Copy out every line in the entries below that includes "Sleeper".

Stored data
———

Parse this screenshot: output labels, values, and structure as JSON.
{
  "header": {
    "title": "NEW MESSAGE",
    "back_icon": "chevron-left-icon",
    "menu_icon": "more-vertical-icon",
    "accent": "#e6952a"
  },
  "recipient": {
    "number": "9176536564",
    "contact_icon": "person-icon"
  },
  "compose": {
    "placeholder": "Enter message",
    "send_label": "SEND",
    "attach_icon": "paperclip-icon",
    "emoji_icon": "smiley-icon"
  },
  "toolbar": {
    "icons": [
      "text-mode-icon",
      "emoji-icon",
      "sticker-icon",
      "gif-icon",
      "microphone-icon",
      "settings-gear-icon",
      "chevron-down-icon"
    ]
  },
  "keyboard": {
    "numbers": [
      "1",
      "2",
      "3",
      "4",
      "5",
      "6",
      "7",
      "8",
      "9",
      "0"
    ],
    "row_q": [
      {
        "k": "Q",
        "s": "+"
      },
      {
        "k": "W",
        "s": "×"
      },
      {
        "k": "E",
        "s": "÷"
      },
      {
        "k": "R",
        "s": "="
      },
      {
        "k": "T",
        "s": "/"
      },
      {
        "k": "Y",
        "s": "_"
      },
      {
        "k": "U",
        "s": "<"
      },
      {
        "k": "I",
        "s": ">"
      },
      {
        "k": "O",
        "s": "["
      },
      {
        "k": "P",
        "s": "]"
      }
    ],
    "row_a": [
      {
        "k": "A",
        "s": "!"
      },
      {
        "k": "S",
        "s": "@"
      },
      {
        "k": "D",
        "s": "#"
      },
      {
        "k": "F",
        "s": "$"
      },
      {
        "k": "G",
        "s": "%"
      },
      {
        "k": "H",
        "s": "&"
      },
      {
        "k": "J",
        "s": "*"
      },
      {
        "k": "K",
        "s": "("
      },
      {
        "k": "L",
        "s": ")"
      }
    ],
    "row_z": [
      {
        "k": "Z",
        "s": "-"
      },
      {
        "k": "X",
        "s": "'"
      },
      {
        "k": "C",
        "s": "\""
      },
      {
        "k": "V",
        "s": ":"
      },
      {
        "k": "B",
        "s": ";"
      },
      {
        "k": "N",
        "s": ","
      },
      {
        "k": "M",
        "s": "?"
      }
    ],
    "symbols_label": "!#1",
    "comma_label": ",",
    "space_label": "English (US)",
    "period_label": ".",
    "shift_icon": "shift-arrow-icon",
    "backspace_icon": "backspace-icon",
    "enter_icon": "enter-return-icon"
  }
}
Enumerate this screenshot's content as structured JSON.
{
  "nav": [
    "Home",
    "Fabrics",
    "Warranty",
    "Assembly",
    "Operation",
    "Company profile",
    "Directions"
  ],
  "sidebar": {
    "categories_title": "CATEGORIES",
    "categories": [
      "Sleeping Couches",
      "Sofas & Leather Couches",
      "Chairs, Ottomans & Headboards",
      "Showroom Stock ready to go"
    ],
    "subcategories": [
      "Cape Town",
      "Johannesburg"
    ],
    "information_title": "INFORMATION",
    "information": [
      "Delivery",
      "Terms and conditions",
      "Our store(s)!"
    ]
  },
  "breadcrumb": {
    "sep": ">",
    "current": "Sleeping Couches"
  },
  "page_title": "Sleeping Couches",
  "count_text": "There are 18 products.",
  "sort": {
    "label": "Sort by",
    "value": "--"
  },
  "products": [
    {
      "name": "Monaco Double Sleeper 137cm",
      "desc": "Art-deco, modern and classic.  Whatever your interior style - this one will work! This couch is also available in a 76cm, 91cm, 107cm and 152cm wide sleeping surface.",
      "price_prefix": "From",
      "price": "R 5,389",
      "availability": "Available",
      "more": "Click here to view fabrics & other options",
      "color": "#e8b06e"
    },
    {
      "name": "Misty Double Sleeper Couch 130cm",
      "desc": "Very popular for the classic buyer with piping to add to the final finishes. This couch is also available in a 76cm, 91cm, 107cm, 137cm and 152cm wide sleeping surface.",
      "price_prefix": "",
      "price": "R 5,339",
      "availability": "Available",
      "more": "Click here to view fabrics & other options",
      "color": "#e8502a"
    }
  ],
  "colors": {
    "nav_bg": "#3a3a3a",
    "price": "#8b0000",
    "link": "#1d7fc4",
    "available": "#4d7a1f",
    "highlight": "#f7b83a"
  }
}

———

● **Solution to this exercise**:
      "name": "Monaco Double Sleeper 137cm",
      "name": "Misty Double Sleeper Couch 130cm",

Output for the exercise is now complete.